**** Dataset records ****
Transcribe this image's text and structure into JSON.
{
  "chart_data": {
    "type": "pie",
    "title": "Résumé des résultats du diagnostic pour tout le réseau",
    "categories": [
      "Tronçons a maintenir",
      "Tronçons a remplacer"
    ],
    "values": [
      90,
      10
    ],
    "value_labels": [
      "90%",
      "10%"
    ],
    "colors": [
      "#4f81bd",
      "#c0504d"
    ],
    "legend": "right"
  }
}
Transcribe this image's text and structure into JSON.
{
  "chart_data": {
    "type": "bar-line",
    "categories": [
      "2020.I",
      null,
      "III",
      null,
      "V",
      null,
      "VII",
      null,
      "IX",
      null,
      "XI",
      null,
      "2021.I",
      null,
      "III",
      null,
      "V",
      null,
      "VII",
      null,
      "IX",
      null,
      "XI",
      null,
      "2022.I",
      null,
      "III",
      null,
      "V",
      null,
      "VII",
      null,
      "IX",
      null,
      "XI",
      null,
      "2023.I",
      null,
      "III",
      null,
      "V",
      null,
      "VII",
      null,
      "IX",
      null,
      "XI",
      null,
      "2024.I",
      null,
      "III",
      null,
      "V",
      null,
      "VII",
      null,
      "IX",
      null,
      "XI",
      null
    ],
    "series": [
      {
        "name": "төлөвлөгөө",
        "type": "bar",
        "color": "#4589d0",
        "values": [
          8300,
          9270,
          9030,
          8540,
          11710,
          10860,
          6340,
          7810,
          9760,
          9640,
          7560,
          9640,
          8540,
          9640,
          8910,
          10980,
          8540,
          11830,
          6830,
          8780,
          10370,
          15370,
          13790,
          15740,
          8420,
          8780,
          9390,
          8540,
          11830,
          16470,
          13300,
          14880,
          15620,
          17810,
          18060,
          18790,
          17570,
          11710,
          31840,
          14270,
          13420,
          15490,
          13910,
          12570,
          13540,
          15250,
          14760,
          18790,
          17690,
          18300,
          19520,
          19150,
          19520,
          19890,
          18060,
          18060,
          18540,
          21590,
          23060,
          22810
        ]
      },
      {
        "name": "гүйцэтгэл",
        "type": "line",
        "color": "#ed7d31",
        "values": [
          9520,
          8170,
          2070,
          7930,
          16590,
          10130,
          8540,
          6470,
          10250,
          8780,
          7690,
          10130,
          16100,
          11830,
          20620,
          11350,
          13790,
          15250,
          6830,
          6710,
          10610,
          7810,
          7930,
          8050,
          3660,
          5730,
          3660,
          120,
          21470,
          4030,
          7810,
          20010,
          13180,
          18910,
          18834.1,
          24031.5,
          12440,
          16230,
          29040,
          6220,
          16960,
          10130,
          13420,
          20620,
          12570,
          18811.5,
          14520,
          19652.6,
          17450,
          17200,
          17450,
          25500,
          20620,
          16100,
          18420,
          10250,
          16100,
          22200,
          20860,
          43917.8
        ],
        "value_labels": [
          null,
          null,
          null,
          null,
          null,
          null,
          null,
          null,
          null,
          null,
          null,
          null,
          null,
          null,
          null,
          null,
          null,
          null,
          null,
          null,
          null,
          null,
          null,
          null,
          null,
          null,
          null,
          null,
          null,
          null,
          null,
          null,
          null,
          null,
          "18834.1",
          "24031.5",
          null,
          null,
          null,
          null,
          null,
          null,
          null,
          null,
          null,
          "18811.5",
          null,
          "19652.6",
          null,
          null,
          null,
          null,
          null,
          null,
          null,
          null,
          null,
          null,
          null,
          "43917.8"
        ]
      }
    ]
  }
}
****
**** Dataset records ****
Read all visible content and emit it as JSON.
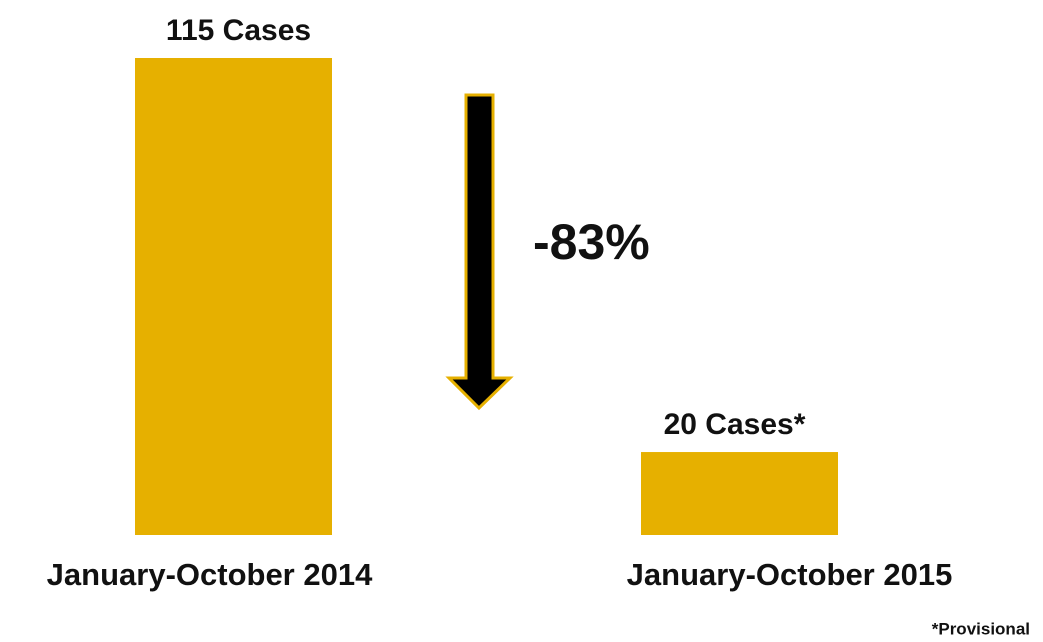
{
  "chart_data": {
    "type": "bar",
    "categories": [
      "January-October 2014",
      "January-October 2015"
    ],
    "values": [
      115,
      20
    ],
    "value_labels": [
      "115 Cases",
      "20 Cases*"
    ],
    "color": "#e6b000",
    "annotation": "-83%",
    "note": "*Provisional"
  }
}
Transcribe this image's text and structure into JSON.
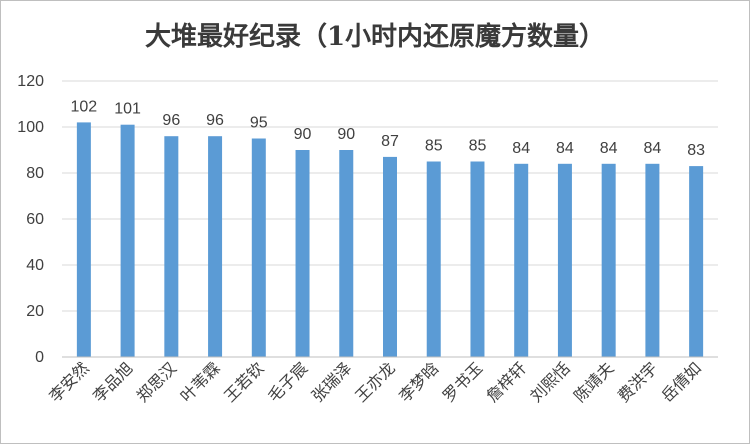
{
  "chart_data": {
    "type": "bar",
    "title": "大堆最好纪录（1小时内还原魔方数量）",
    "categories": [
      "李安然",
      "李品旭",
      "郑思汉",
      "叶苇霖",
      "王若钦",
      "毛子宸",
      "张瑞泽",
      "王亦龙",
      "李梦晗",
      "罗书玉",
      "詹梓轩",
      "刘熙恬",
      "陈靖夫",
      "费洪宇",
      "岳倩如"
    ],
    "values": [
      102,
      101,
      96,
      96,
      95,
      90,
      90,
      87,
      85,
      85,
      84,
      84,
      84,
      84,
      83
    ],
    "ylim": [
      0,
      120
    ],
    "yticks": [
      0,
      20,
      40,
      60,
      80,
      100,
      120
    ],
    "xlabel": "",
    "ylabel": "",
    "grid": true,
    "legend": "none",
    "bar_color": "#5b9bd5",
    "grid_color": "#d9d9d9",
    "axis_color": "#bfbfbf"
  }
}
****
## [Written task]
From the records above, pick out and copy each line holding the word "type".

## [Solution for this task]
    "type": "pie",
    "type": "bar-line",
        "type": "bar",
        "type": "line",
    "type": "bar",
    "type": "bar",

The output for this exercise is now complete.